### [THE PROBLEM]
Locate each line holding the string "ylabel" and copy it.

### [ENTRIES PROVIDED]
● ● ● ● ●

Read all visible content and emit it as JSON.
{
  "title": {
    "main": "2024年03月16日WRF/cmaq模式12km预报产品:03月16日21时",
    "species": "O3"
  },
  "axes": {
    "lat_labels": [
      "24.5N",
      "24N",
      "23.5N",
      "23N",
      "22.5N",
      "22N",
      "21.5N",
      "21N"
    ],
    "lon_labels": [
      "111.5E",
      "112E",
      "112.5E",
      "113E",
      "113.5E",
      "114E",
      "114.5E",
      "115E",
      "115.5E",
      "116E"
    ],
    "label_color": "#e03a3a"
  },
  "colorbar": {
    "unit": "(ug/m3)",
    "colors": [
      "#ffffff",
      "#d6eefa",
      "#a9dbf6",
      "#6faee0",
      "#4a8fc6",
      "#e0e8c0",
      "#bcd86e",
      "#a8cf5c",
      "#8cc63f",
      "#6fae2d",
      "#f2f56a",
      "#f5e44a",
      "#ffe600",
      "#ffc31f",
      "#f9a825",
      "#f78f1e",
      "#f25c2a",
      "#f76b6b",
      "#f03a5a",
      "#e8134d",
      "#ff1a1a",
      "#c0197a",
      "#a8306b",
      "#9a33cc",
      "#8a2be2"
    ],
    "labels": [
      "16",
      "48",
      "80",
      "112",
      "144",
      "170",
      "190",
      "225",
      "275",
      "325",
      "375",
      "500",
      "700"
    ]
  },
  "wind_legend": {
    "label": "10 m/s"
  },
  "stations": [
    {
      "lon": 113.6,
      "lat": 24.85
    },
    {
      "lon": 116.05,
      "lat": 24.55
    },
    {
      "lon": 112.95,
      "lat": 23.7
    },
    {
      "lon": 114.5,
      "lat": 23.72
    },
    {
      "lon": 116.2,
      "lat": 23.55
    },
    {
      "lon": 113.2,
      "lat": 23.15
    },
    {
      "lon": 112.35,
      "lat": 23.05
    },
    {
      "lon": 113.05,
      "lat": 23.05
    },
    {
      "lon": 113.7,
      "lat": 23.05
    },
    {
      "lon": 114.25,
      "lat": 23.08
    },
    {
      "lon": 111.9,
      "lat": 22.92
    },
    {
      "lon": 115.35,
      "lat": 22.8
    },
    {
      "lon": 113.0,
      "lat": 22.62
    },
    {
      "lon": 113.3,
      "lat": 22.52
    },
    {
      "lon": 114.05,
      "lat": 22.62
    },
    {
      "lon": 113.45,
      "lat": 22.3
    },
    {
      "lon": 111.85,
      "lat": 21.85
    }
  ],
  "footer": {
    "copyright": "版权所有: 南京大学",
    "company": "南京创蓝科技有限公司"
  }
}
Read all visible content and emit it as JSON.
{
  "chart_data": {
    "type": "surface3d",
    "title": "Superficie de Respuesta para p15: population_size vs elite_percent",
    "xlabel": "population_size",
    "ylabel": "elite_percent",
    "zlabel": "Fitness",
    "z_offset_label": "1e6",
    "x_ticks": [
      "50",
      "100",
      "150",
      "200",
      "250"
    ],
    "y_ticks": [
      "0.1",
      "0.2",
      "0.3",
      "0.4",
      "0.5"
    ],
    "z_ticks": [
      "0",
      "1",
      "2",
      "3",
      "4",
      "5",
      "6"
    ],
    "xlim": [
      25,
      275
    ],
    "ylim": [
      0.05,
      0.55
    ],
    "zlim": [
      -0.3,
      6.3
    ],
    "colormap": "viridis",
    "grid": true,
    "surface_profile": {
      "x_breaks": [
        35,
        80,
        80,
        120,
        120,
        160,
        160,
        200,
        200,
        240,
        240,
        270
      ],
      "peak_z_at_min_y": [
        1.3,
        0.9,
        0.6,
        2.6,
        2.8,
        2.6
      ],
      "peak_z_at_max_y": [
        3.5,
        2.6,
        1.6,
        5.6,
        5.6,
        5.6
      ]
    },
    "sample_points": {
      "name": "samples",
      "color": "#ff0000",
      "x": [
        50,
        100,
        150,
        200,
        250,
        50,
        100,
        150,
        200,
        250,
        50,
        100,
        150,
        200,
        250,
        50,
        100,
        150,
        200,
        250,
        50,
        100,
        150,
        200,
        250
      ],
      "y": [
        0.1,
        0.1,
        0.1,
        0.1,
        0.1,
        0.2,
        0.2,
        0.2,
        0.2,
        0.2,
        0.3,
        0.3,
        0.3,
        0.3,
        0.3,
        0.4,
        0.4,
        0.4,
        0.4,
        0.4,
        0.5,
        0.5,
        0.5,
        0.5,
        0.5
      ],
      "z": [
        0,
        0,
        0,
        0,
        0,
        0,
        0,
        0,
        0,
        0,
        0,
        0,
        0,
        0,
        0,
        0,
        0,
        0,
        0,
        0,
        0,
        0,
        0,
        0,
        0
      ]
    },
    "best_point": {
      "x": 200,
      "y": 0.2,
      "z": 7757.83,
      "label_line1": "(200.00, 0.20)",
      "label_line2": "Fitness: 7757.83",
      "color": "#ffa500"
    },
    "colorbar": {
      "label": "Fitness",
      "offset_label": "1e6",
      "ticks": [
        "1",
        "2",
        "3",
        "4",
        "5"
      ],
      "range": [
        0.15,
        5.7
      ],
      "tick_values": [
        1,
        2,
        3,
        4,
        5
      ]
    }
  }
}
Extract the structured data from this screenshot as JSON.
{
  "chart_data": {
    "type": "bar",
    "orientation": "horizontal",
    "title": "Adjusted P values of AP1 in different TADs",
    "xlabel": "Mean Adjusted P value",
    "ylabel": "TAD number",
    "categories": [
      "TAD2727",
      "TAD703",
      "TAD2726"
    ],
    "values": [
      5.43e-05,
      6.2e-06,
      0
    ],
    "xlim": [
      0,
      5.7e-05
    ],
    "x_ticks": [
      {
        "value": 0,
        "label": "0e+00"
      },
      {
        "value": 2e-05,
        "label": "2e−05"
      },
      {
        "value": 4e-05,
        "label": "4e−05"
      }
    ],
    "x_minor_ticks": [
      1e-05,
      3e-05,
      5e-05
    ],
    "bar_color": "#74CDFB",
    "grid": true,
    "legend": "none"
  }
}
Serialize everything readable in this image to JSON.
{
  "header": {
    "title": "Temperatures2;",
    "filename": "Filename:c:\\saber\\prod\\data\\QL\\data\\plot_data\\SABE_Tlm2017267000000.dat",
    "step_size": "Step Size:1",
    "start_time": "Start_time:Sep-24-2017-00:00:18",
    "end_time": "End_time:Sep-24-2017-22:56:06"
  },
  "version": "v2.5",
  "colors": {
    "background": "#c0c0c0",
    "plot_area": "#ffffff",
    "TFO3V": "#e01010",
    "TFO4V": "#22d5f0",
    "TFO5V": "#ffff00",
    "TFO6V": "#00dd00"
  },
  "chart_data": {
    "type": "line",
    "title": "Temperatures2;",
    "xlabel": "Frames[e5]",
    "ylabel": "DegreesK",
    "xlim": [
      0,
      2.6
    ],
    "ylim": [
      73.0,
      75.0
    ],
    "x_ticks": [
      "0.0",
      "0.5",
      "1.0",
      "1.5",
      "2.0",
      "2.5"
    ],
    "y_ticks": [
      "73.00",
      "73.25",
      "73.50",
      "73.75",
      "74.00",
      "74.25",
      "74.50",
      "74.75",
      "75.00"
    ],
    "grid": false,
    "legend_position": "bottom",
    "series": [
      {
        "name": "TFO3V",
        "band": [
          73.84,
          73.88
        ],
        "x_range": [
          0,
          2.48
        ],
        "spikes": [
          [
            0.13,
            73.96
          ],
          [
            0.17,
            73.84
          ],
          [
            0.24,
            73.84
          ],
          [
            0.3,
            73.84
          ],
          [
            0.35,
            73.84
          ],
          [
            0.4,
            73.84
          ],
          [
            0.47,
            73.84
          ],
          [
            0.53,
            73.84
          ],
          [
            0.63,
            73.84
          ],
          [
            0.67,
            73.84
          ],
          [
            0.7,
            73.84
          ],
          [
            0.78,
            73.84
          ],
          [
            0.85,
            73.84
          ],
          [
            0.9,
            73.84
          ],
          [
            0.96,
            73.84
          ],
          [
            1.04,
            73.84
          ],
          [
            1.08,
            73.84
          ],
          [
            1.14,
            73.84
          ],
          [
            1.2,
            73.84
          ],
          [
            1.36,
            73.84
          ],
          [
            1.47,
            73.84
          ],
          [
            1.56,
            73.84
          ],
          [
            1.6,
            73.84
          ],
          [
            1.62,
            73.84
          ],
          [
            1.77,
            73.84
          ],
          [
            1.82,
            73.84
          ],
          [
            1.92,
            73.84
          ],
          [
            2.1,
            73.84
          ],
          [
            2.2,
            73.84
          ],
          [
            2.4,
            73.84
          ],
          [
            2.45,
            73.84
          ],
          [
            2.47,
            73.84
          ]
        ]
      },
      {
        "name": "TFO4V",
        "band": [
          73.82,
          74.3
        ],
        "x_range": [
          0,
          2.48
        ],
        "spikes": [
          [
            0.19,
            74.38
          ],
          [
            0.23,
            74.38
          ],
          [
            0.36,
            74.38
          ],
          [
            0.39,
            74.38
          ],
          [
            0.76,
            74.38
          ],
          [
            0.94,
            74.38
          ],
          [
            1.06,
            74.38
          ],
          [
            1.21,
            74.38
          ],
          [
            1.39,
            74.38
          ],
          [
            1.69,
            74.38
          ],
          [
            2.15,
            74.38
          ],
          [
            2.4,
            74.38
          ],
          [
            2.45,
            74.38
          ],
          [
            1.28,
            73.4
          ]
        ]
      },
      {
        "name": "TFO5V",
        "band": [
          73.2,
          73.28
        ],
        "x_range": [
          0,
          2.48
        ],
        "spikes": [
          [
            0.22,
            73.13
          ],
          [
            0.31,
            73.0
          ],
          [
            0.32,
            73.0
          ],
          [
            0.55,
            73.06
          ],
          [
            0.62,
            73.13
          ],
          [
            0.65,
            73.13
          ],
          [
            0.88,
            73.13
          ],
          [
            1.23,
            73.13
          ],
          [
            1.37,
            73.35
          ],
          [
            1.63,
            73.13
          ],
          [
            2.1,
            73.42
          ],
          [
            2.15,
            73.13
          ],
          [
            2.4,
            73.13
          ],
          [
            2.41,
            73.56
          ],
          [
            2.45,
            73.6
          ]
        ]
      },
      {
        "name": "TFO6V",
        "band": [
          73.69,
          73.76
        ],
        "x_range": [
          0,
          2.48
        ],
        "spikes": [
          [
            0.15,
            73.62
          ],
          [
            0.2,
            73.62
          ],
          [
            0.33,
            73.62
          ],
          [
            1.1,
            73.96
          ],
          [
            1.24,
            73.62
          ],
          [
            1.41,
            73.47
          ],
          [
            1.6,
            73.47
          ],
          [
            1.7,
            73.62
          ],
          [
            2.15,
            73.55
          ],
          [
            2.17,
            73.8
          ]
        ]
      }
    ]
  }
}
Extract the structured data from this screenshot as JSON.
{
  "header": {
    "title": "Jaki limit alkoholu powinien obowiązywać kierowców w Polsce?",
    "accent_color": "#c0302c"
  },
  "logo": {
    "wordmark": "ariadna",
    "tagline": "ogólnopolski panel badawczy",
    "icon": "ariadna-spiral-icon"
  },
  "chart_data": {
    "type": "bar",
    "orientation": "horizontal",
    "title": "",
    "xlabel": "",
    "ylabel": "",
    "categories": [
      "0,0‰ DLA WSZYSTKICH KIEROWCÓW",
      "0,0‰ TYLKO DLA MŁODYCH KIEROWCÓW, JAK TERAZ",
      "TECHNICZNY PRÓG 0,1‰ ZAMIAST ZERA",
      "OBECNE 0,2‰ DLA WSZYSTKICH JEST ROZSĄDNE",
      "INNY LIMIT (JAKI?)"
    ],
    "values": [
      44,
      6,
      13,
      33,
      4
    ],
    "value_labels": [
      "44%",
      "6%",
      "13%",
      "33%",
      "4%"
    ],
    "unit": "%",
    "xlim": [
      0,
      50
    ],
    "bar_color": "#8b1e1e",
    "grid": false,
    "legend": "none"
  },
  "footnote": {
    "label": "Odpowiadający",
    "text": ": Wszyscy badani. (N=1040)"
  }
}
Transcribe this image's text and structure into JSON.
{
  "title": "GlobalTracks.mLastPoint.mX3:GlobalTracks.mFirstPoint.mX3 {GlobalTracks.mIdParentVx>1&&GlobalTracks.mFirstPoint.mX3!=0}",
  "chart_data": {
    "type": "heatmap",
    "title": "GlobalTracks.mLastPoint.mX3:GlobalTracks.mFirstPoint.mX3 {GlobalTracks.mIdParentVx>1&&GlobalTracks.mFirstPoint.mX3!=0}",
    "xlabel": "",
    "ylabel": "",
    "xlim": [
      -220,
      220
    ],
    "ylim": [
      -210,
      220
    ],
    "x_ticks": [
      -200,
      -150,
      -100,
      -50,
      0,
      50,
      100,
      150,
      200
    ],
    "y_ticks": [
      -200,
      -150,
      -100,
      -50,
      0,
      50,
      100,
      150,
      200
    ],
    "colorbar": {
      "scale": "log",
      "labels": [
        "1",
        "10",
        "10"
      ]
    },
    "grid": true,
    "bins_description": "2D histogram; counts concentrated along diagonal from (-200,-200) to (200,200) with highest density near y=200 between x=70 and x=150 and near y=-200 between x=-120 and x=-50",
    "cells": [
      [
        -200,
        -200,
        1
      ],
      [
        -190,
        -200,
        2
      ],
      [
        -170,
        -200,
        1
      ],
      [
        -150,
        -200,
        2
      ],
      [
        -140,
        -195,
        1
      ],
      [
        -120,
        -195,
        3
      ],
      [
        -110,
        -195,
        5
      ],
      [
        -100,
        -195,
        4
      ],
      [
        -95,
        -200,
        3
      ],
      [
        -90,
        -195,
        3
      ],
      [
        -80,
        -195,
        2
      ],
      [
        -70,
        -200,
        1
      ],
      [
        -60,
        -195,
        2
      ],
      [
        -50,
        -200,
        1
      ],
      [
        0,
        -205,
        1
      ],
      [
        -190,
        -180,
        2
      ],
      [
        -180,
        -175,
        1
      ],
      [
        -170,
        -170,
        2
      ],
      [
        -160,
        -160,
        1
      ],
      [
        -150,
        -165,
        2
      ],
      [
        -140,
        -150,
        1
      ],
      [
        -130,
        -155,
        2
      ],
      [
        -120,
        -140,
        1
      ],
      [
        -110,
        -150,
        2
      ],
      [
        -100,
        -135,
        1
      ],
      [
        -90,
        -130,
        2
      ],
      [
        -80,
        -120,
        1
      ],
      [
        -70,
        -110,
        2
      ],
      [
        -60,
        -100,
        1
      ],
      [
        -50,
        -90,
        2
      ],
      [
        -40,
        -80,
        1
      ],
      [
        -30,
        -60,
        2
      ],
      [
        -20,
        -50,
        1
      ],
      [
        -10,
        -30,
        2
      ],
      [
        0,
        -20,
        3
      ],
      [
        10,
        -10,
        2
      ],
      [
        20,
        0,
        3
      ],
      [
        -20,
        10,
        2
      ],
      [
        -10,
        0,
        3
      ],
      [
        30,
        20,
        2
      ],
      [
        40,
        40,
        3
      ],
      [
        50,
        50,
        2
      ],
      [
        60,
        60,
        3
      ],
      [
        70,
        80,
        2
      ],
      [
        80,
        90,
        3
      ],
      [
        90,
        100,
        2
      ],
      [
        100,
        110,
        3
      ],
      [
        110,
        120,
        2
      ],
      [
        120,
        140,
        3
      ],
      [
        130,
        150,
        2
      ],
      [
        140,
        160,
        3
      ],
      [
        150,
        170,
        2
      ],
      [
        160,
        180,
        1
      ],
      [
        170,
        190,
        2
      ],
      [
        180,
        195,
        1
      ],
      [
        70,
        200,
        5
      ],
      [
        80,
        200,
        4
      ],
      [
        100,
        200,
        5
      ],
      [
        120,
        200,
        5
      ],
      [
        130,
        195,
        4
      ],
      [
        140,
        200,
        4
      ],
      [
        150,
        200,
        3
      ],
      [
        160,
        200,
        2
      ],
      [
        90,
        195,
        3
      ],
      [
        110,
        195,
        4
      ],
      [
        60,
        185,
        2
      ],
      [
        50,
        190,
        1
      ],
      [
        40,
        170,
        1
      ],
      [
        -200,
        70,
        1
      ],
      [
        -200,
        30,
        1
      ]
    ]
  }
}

● ● ● ● ●

### [WRITTEN RESPONSE]
    "ylabel": "elite_percent",
    "ylabel": "TAD number",
    "ylabel": "DegreesK",
    "ylabel": "",
    "ylabel": "",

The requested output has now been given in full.